((

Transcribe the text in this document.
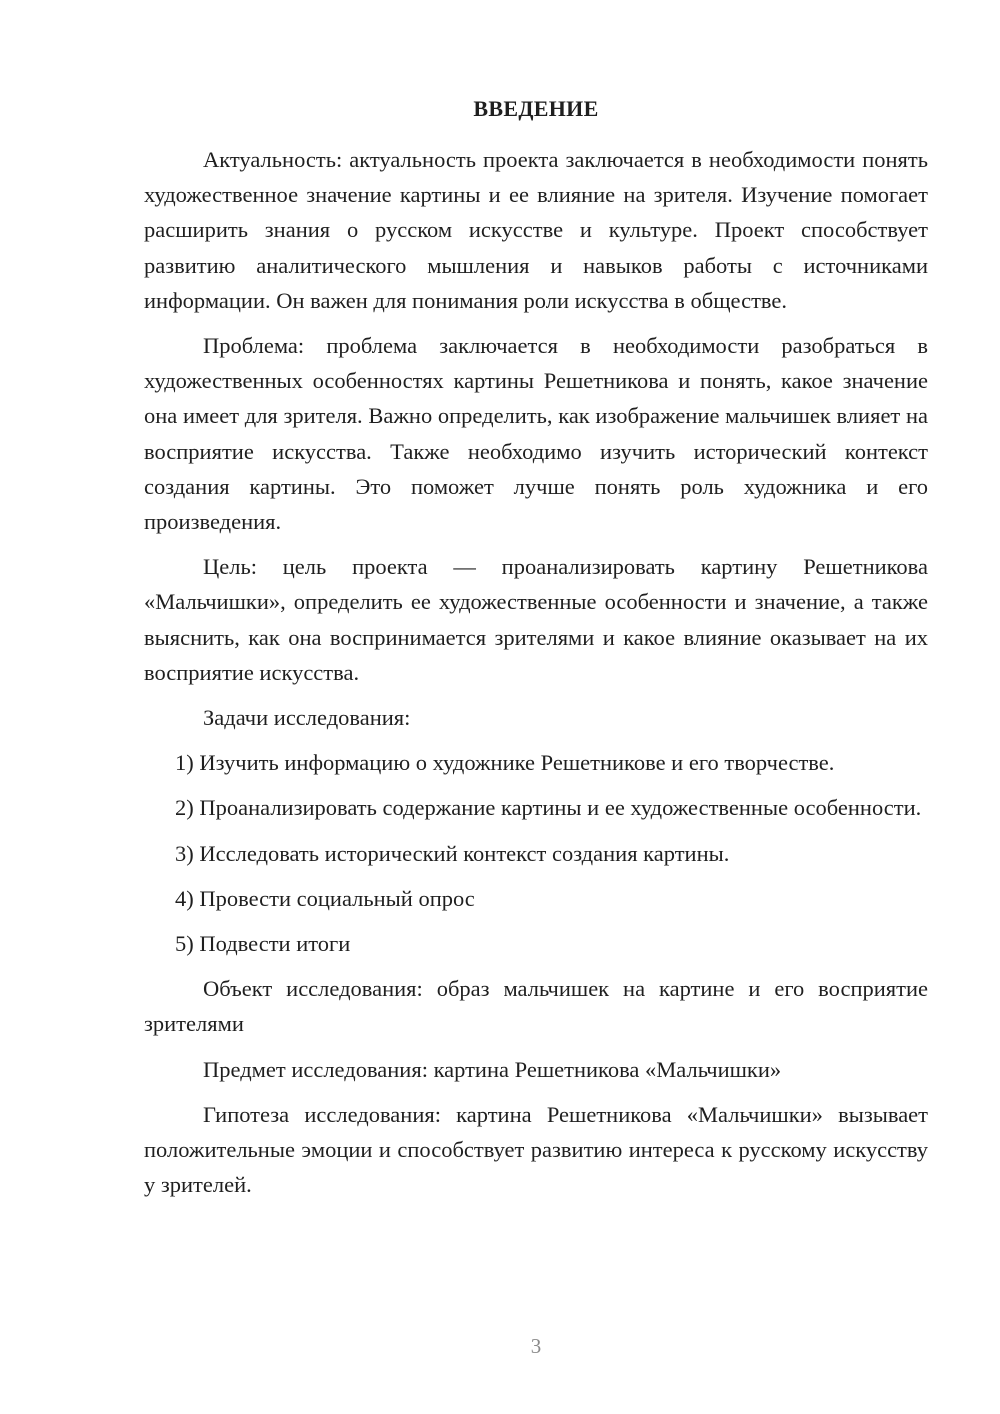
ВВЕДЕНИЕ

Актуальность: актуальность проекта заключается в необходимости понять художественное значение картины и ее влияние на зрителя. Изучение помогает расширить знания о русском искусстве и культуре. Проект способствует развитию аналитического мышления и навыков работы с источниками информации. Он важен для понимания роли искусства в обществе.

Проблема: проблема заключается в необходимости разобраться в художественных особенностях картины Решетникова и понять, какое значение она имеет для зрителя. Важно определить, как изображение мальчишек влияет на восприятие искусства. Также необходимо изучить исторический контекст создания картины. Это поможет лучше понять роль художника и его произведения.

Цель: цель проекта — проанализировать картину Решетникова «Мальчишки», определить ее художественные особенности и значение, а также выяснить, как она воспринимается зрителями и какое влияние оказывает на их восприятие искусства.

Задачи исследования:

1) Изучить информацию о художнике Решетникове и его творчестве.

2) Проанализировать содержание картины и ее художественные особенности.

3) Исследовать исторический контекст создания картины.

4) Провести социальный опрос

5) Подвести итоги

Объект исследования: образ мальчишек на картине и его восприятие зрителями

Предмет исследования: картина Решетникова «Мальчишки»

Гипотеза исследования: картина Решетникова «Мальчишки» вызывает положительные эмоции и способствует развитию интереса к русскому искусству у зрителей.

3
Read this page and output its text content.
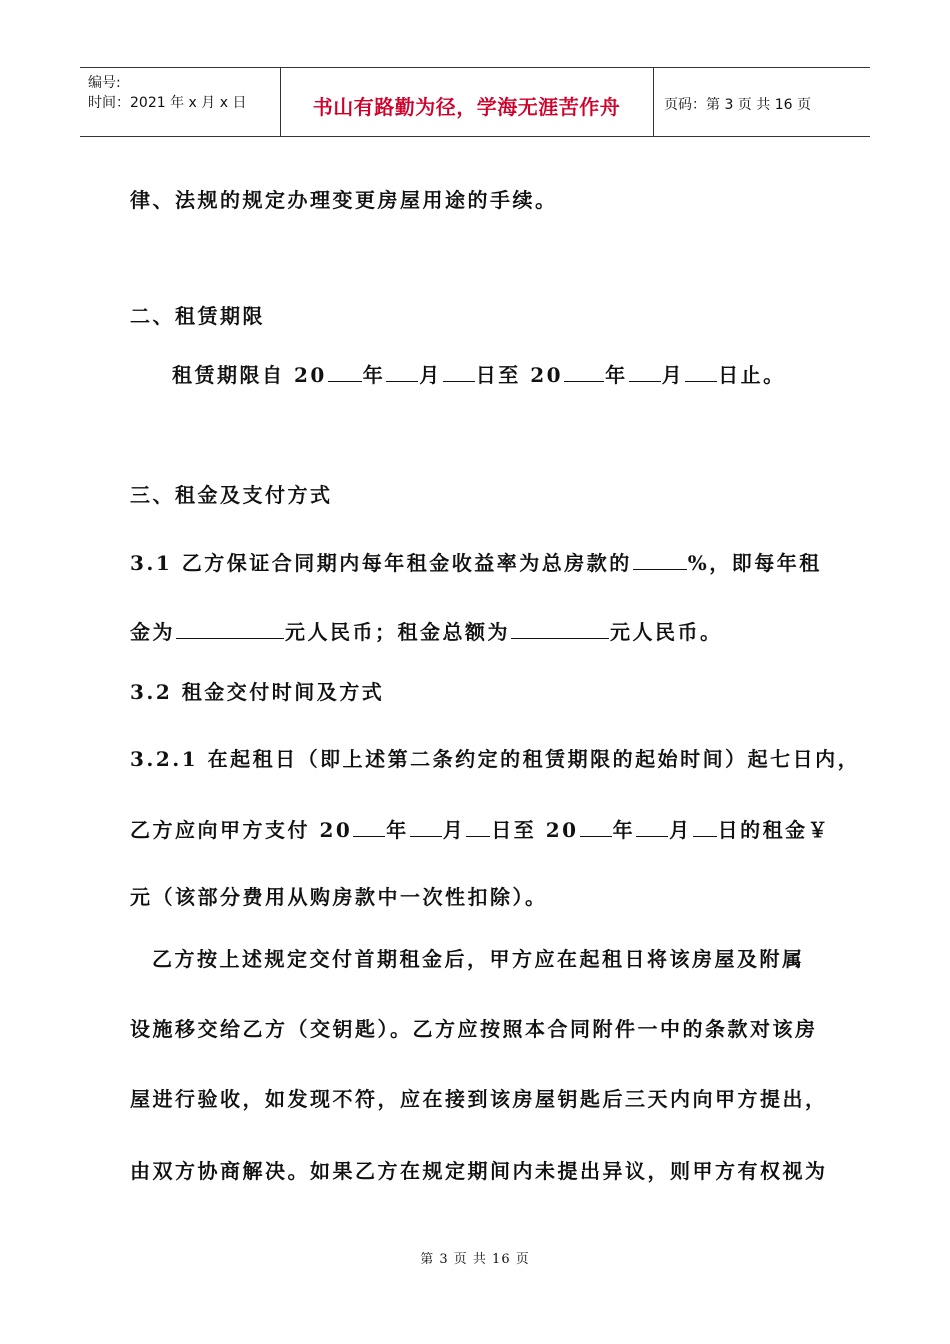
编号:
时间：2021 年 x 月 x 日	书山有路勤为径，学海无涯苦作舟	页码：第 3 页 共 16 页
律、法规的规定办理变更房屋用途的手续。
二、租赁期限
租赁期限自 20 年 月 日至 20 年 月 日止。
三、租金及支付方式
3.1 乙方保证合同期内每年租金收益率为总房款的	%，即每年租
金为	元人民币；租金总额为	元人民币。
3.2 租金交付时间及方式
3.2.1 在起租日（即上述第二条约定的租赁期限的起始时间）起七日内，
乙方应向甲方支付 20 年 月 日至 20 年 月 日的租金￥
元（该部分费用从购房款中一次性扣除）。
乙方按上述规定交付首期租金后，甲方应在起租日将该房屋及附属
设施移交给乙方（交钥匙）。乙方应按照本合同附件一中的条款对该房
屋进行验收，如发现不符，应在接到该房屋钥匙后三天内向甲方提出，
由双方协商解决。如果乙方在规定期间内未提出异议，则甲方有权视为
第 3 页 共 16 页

))

[What is asked]
Give the number of lines that carry the word "влияние", with nothing added.

[Reply]
2